INPUT DATA.

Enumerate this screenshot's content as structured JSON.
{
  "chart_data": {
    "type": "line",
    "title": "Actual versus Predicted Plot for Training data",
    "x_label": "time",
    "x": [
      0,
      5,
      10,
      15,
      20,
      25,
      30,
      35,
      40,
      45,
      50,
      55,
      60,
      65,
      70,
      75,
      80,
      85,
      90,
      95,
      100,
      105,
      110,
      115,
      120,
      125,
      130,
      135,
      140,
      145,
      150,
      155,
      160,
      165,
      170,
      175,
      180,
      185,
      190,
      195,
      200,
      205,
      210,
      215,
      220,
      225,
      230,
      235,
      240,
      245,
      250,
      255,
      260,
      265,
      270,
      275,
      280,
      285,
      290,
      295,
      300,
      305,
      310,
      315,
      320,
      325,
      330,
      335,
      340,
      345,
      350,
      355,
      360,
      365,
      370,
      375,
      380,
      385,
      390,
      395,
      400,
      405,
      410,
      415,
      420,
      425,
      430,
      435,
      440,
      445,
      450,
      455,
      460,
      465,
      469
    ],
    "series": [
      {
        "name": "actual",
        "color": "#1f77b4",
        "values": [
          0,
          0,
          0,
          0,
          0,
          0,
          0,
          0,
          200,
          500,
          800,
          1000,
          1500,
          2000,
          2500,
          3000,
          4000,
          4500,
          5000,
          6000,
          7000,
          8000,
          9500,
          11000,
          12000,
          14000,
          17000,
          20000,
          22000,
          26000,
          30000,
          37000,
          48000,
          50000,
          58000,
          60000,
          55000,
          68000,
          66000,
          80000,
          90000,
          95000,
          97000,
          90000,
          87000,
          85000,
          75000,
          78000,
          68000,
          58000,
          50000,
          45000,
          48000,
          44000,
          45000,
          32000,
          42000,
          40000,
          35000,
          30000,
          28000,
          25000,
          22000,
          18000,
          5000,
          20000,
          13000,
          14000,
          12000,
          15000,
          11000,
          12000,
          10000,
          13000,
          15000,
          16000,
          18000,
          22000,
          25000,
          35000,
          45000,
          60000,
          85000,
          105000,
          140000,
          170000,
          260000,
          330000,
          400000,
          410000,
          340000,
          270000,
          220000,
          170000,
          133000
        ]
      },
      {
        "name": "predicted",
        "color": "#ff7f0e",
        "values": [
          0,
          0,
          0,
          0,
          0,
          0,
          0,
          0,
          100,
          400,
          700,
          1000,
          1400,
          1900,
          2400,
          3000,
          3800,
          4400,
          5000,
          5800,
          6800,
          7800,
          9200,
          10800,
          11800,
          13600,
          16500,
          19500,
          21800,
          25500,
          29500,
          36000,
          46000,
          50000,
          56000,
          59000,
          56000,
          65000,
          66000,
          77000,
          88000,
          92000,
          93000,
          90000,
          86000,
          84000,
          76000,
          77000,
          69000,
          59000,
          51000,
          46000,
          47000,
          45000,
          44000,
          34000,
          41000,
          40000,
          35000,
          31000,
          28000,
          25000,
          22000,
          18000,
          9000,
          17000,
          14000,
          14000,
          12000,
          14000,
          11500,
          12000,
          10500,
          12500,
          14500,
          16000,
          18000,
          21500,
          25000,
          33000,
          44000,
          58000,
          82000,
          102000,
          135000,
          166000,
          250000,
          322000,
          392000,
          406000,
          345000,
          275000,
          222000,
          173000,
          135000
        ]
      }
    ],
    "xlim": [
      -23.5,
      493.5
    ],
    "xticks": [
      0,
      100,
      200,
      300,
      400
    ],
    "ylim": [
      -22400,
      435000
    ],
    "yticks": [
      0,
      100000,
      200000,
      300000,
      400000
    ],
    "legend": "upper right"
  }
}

WHAT THE EXERCISE ASKS. The whole listing above needs to be written out again exactly.

REPLY.
Enumerate this screenshot's content as structured JSON.
{
  "chart_data": {
    "type": "line",
    "title": "Actual versus Predicted Plot for Training data",
    "x_label": "time",
    "x": [
      0,
      5,
      10,
      15,
      20,
      25,
      30,
      35,
      40,
      45,
      50,
      55,
      60,
      65,
      70,
      75,
      80,
      85,
      90,
      95,
      100,
      105,
      110,
      115,
      120,
      125,
      130,
      135,
      140,
      145,
      150,
      155,
      160,
      165,
      170,
      175,
      180,
      185,
      190,
      195,
      200,
      205,
      210,
      215,
      220,
      225,
      230,
      235,
      240,
      245,
      250,
      255,
      260,
      265,
      270,
      275,
      280,
      285,
      290,
      295,
      300,
      305,
      310,
      315,
      320,
      325,
      330,
      335,
      340,
      345,
      350,
      355,
      360,
      365,
      370,
      375,
      380,
      385,
      390,
      395,
      400,
      405,
      410,
      415,
      420,
      425,
      430,
      435,
      440,
      445,
      450,
      455,
      460,
      465,
      469
    ],
    "series": [
      {
        "name": "actual",
        "color": "#1f77b4",
        "values": [
          0,
          0,
          0,
          0,
          0,
          0,
          0,
          0,
          200,
          500,
          800,
          1000,
          1500,
          2000,
          2500,
          3000,
          4000,
          4500,
          5000,
          6000,
          7000,
          8000,
          9500,
          11000,
          12000,
          14000,
          17000,
          20000,
          22000,
          26000,
          30000,
          37000,
          48000,
          50000,
          58000,
          60000,
          55000,
          68000,
          66000,
          80000,
          90000,
          95000,
          97000,
          90000,
          87000,
          85000,
          75000,
          78000,
          68000,
          58000,
          50000,
          45000,
          48000,
          44000,
          45000,
          32000,
          42000,
          40000,
          35000,
          30000,
          28000,
          25000,
          22000,
          18000,
          5000,
          20000,
          13000,
          14000,
          12000,
          15000,
          11000,
          12000,
          10000,
          13000,
          15000,
          16000,
          18000,
          22000,
          25000,
          35000,
          45000,
          60000,
          85000,
          105000,
          140000,
          170000,
          260000,
          330000,
          400000,
          410000,
          340000,
          270000,
          220000,
          170000,
          133000
        ]
      },
      {
        "name": "predicted",
        "color": "#ff7f0e",
        "values": [
          0,
          0,
          0,
          0,
          0,
          0,
          0,
          0,
          100,
          400,
          700,
          1000,
          1400,
          1900,
          2400,
          3000,
          3800,
          4400,
          5000,
          5800,
          6800,
          7800,
          9200,
          10800,
          11800,
          13600,
          16500,
          19500,
          21800,
          25500,
          29500,
          36000,
          46000,
          50000,
          56000,
          59000,
          56000,
          65000,
          66000,
          77000,
          88000,
          92000,
          93000,
          90000,
          86000,
          84000,
          76000,
          77000,
          69000,
          59000,
          51000,
          46000,
          47000,
          45000,
          44000,
          34000,
          41000,
          40000,
          35000,
          31000,
          28000,
          25000,
          22000,
          18000,
          9000,
          17000,
          14000,
          14000,
          12000,
          14000,
          11500,
          12000,
          10500,
          12500,
          14500,
          16000,
          18000,
          21500,
          25000,
          33000,
          44000,
          58000,
          82000,
          102000,
          135000,
          166000,
          250000,
          322000,
          392000,
          406000,
          345000,
          275000,
          222000,
          173000,
          135000
        ]
      }
    ],
    "xlim": [
      -23.5,
      493.5
    ],
    "xticks": [
      0,
      100,
      200,
      300,
      400
    ],
    "ylim": [
      -22400,
      435000
    ],
    "yticks": [
      0,
      100000,
      200000,
      300000,
      400000
    ],
    "legend": "upper right"
  }
}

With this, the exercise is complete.